• What to produce
Without the pictures, return all of the material exactly as written.

##############################

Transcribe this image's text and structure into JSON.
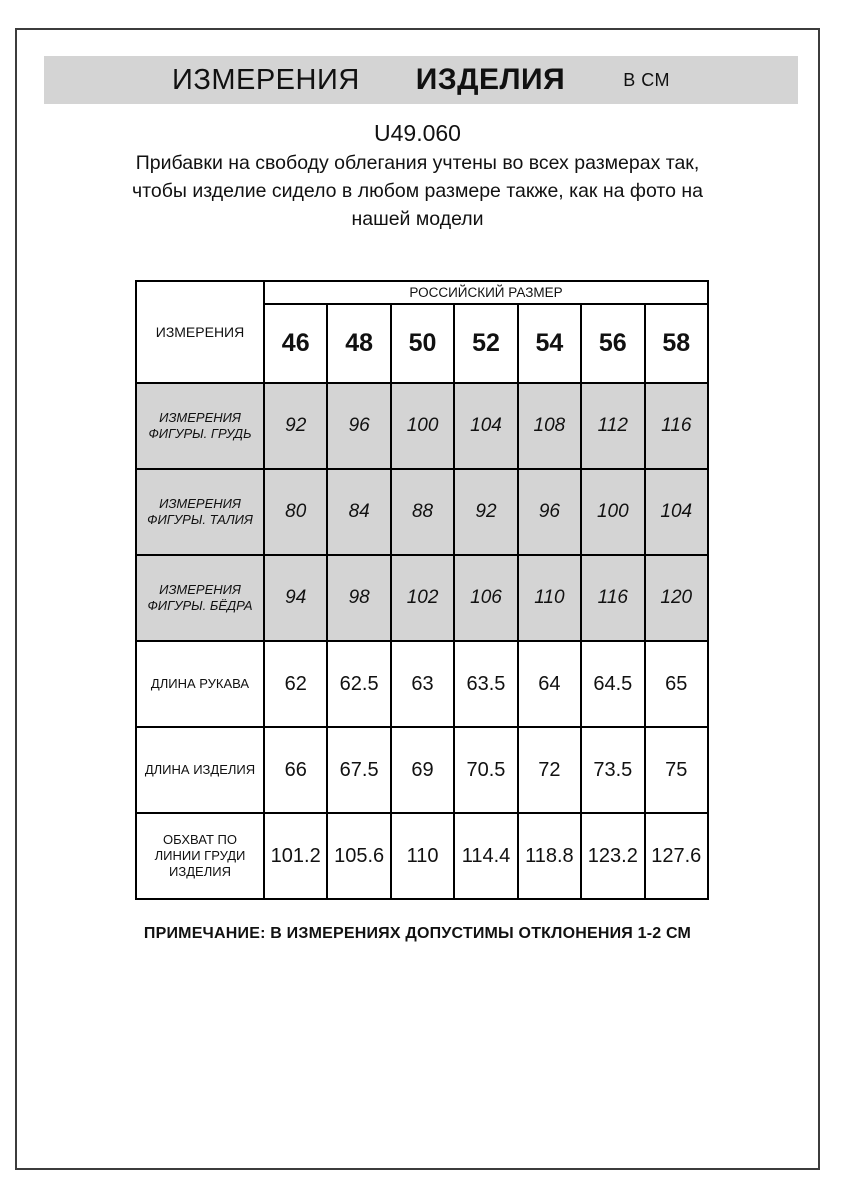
{
  "header": {
    "title_word1": "ИЗМЕРЕНИЯ",
    "title_word2": "ИЗДЕЛИЯ",
    "title_unit": "В СМ"
  },
  "product": {
    "code": "U49.060",
    "description": "Прибавки на свободу облегания учтены во всех размерах так,\nчтобы изделие сидело в любом размере также, как на фото на\nнашей модели"
  },
  "size_table": {
    "corner_label": "ИЗМЕРЕНИЯ",
    "group_header": "РОССИЙСКИЙ РАЗМЕР",
    "sizes": [
      "46",
      "48",
      "50",
      "52",
      "54",
      "56",
      "58"
    ],
    "rows": [
      {
        "label": "ИЗМЕРЕНИЯ\nФИГУРЫ. ГРУДЬ",
        "shaded": true,
        "values": [
          "92",
          "96",
          "100",
          "104",
          "108",
          "112",
          "116"
        ]
      },
      {
        "label": "ИЗМЕРЕНИЯ\nФИГУРЫ. ТАЛИЯ",
        "shaded": true,
        "values": [
          "80",
          "84",
          "88",
          "92",
          "96",
          "100",
          "104"
        ]
      },
      {
        "label": "ИЗМЕРЕНИЯ\nФИГУРЫ. БЁДРА",
        "shaded": true,
        "values": [
          "94",
          "98",
          "102",
          "106",
          "110",
          "116",
          "120"
        ]
      },
      {
        "label": "ДЛИНА РУКАВА",
        "shaded": false,
        "values": [
          "62",
          "62.5",
          "63",
          "63.5",
          "64",
          "64.5",
          "65"
        ]
      },
      {
        "label": "ДЛИНА ИЗДЕЛИЯ",
        "shaded": false,
        "values": [
          "66",
          "67.5",
          "69",
          "70.5",
          "72",
          "73.5",
          "75"
        ]
      },
      {
        "label": "ОБХВАТ ПО\nЛИНИИ ГРУДИ\nИЗДЕЛИЯ",
        "shaded": false,
        "values": [
          "101.2",
          "105.6",
          "110",
          "114.4",
          "118.8",
          "123.2",
          "127.6"
        ]
      }
    ]
  },
  "note": "ПРИМЕЧАНИЕ: В ИЗМЕРЕНИЯХ ДОПУСТИМЫ ОТКЛОНЕНИЯ 1-2 СМ",
  "colors": {
    "band_bg": "#d4d4d4",
    "shaded_row_bg": "#d4d4d4",
    "table_border": "#000000",
    "frame_border": "#3c3c3c",
    "text": "#111111"
  }
}
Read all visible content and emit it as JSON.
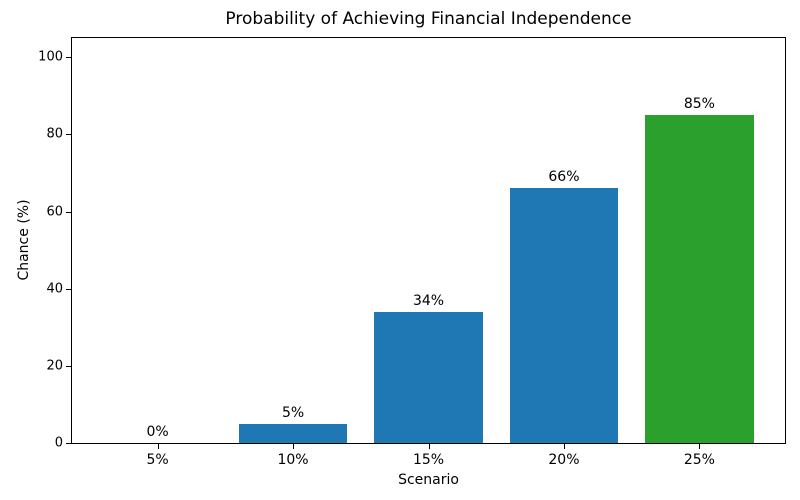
{
  "chart_data": {
    "type": "bar",
    "title": "Probability of Achieving Financial Independence",
    "xlabel": "Scenario",
    "ylabel": "Chance (%)",
    "categories": [
      "5%",
      "10%",
      "15%",
      "20%",
      "25%"
    ],
    "values": [
      0,
      5,
      34,
      66,
      85
    ],
    "bar_labels": [
      "0%",
      "5%",
      "34%",
      "66%",
      "85%"
    ],
    "bar_colors": [
      "#1f77b4",
      "#1f77b4",
      "#1f77b4",
      "#1f77b4",
      "#2ca02c"
    ],
    "colors": {
      "blue": "#1f77b4",
      "green": "#2ca02c",
      "axis": "#000000",
      "background": "#ffffff"
    },
    "ylim": [
      0,
      105
    ],
    "yticks": [
      0,
      20,
      40,
      60,
      80,
      100
    ],
    "grid": false,
    "legend_position": "none",
    "bar_width_fraction": 0.8
  }
}
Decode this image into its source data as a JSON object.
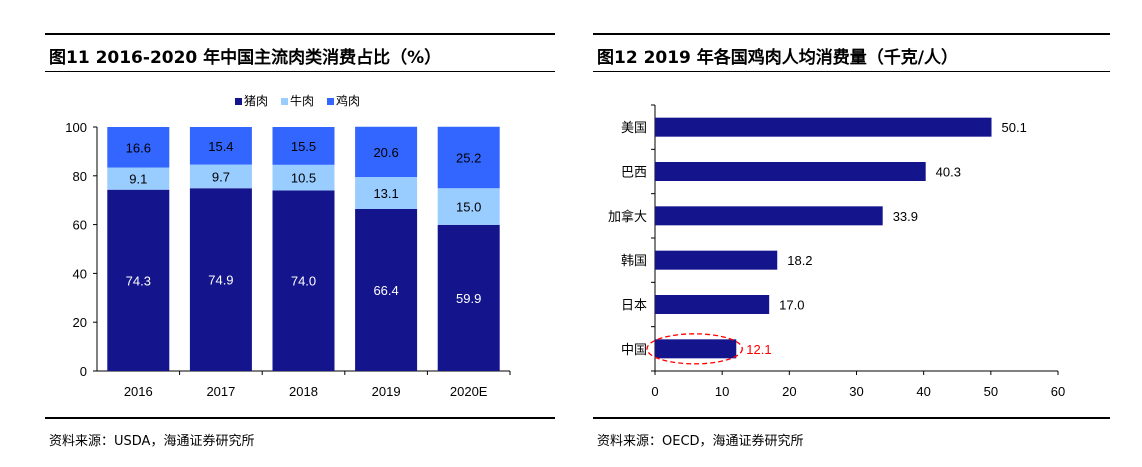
{
  "colors": {
    "pork": "#14148c",
    "beef": "#99ccff",
    "chicken": "#3366ff",
    "bar": "#14148c",
    "highlight": "#ff0000"
  },
  "left": {
    "title": "图11 2016-2020 年中国主流肉类消费占比（%）",
    "source": "资料来源：USDA，海通证券研究所"
  },
  "right": {
    "title": "图12 2019 年各国鸡肉人均消费量（千克/人）",
    "source": "资料来源：OECD，海通证券研究所"
  },
  "chart_data": [
    {
      "type": "bar",
      "stacked": true,
      "title": "图11 2016-2020 年中国主流肉类消费占比（%）",
      "categories": [
        "2016",
        "2017",
        "2018",
        "2019",
        "2020E"
      ],
      "series": [
        {
          "name": "猪肉",
          "color": "#14148c",
          "values": [
            74.3,
            74.9,
            74.0,
            66.4,
            59.9
          ]
        },
        {
          "name": "牛肉",
          "color": "#99ccff",
          "values": [
            9.1,
            9.7,
            10.5,
            13.1,
            15.0
          ]
        },
        {
          "name": "鸡肉",
          "color": "#3366ff",
          "values": [
            16.6,
            15.4,
            15.5,
            20.6,
            25.2
          ]
        }
      ],
      "ylim": [
        0,
        100
      ],
      "yticks": [
        0,
        20,
        40,
        60,
        80,
        100
      ],
      "legend": "top-center",
      "grid": false
    },
    {
      "type": "bar",
      "orientation": "horizontal",
      "title": "图12 2019 年各国鸡肉人均消费量（千克/人）",
      "categories": [
        "美国",
        "巴西",
        "加拿大",
        "韩国",
        "日本",
        "中国"
      ],
      "values": [
        50.1,
        40.3,
        33.9,
        18.2,
        17.0,
        12.1
      ],
      "highlight": "中国",
      "xlim": [
        0,
        60
      ],
      "xticks": [
        0,
        10,
        20,
        30,
        40,
        50,
        60
      ],
      "grid": false
    }
  ]
}
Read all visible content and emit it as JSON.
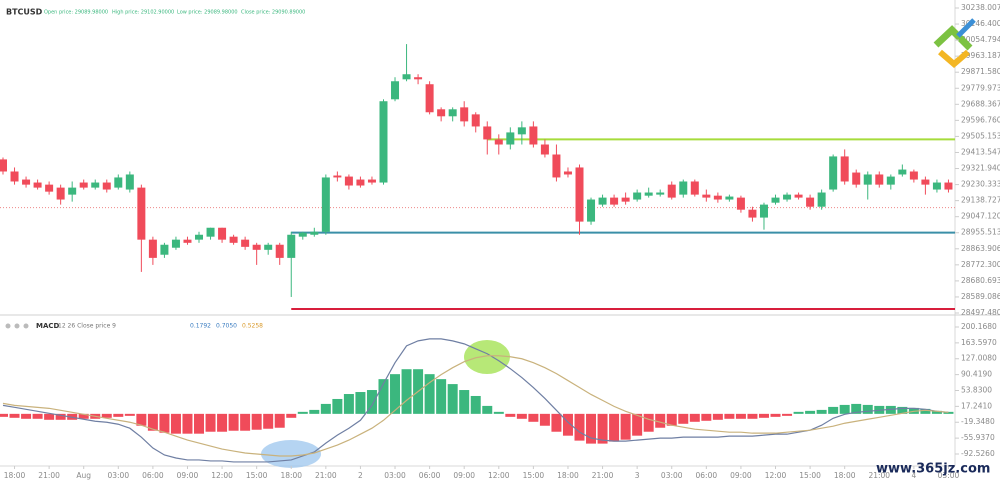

##############################

• Task output
Transcribe this image's text and structure into JSON.
{
  "header": {
    "title_word1": "ИЗМЕРЕНИЯ",
    "title_word2": "ИЗДЕЛИЯ",
    "title_unit": "В СМ"
  },
  "product": {
    "code": "U49.060",
    "description": "Прибавки на свободу облегания учтены во всех размерах так,\nчтобы изделие сидело в любом размере также, как на фото на\nнашей модели"
  },
  "size_table": {
    "corner_label": "ИЗМЕРЕНИЯ",
    "group_header": "РОССИЙСКИЙ РАЗМЕР",
    "sizes": [
      "46",
      "48",
      "50",
      "52",
      "54",
      "56",
      "58"
    ],
    "rows": [
      {
        "label": "ИЗМЕРЕНИЯ\nФИГУРЫ. ГРУДЬ",
        "shaded": true,
        "values": [
          "92",
          "96",
          "100",
          "104",
          "108",
          "112",
          "116"
        ]
      },
      {
        "label": "ИЗМЕРЕНИЯ\nФИГУРЫ. ТАЛИЯ",
        "shaded": true,
        "values": [
          "80",
          "84",
          "88",
          "92",
          "96",
          "100",
          "104"
        ]
      },
      {
        "label": "ИЗМЕРЕНИЯ\nФИГУРЫ. БЁДРА",
        "shaded": true,
        "values": [
          "94",
          "98",
          "102",
          "106",
          "110",
          "116",
          "120"
        ]
      },
      {
        "label": "ДЛИНА РУКАВА",
        "shaded": false,
        "values": [
          "62",
          "62.5",
          "63",
          "63.5",
          "64",
          "64.5",
          "65"
        ]
      },
      {
        "label": "ДЛИНА ИЗДЕЛИЯ",
        "shaded": false,
        "values": [
          "66",
          "67.5",
          "69",
          "70.5",
          "72",
          "73.5",
          "75"
        ]
      },
      {
        "label": "ОБХВАТ ПО\nЛИНИИ ГРУДИ\nИЗДЕЛИЯ",
        "shaded": false,
        "values": [
          "101.2",
          "105.6",
          "110",
          "114.4",
          "118.8",
          "123.2",
          "127.6"
        ]
      }
    ]
  },
  "note": "ПРИМЕЧАНИЕ: В ИЗМЕРЕНИЯХ ДОПУСТИМЫ ОТКЛОНЕНИЯ 1-2 СМ",
  "colors": {
    "band_bg": "#d4d4d4",
    "shaded_row_bg": "#d4d4d4",
    "table_border": "#000000",
    "frame_border": "#3c3c3c",
    "text": "#111111"
  }
}
Read all visible content and emit it as JSON.
{
  "chart_data": {
    "type": "bar",
    "title": "Probability of Achieving Financial Independence",
    "xlabel": "Scenario",
    "ylabel": "Chance (%)",
    "categories": [
      "5%",
      "10%",
      "15%",
      "20%",
      "25%"
    ],
    "values": [
      0,
      5,
      34,
      66,
      85
    ],
    "bar_labels": [
      "0%",
      "5%",
      "34%",
      "66%",
      "85%"
    ],
    "bar_colors": [
      "#1f77b4",
      "#1f77b4",
      "#1f77b4",
      "#1f77b4",
      "#2ca02c"
    ],
    "colors": {
      "blue": "#1f77b4",
      "green": "#2ca02c",
      "axis": "#000000",
      "background": "#ffffff"
    },
    "ylim": [
      0,
      105
    ],
    "yticks": [
      0,
      20,
      40,
      60,
      80,
      100
    ],
    "grid": false,
    "legend_position": "none",
    "bar_width_fraction": 0.8
  }
}
Decode this image into its source data as a JSON object.
{
  "colors": {
    "pork": "#14148c",
    "beef": "#99ccff",
    "chicken": "#3366ff",
    "bar": "#14148c",
    "highlight": "#ff0000"
  },
  "left": {
    "title": "图11 2016-2020 年中国主流肉类消费占比（%）",
    "source": "资料来源：USDA，海通证券研究所"
  },
  "right": {
    "title": "图12 2019 年各国鸡肉人均消费量（千克/人）",
    "source": "资料来源：OECD，海通证券研究所"
  },
  "chart_data": [
    {
      "type": "bar",
      "stacked": true,
      "title": "图11 2016-2020 年中国主流肉类消费占比（%）",
      "categories": [
        "2016",
        "2017",
        "2018",
        "2019",
        "2020E"
      ],
      "series": [
        {
          "name": "猪肉",
          "color": "#14148c",
          "values": [
            74.3,
            74.9,
            74.0,
            66.4,
            59.9
          ]
        },
        {
          "name": "牛肉",
          "color": "#99ccff",
          "values": [
            9.1,
            9.7,
            10.5,
            13.1,
            15.0
          ]
        },
        {
          "name": "鸡肉",
          "color": "#3366ff",
          "values": [
            16.6,
            15.4,
            15.5,
            20.6,
            25.2
          ]
        }
      ],
      "ylim": [
        0,
        100
      ],
      "yticks": [
        0,
        20,
        40,
        60,
        80,
        100
      ],
      "legend": "top-center",
      "grid": false
    },
    {
      "type": "bar",
      "orientation": "horizontal",
      "title": "图12 2019 年各国鸡肉人均消费量（千克/人）",
      "categories": [
        "美国",
        "巴西",
        "加拿大",
        "韩国",
        "日本",
        "中国"
      ],
      "values": [
        50.1,
        40.3,
        33.9,
        18.2,
        17.0,
        12.1
      ],
      "highlight": "中国",
      "xlim": [
        0,
        60
      ],
      "xticks": [
        0,
        10,
        20,
        30,
        40,
        50,
        60
      ],
      "grid": false
    }
  ]
}
Read all visible content and emit it as JSON.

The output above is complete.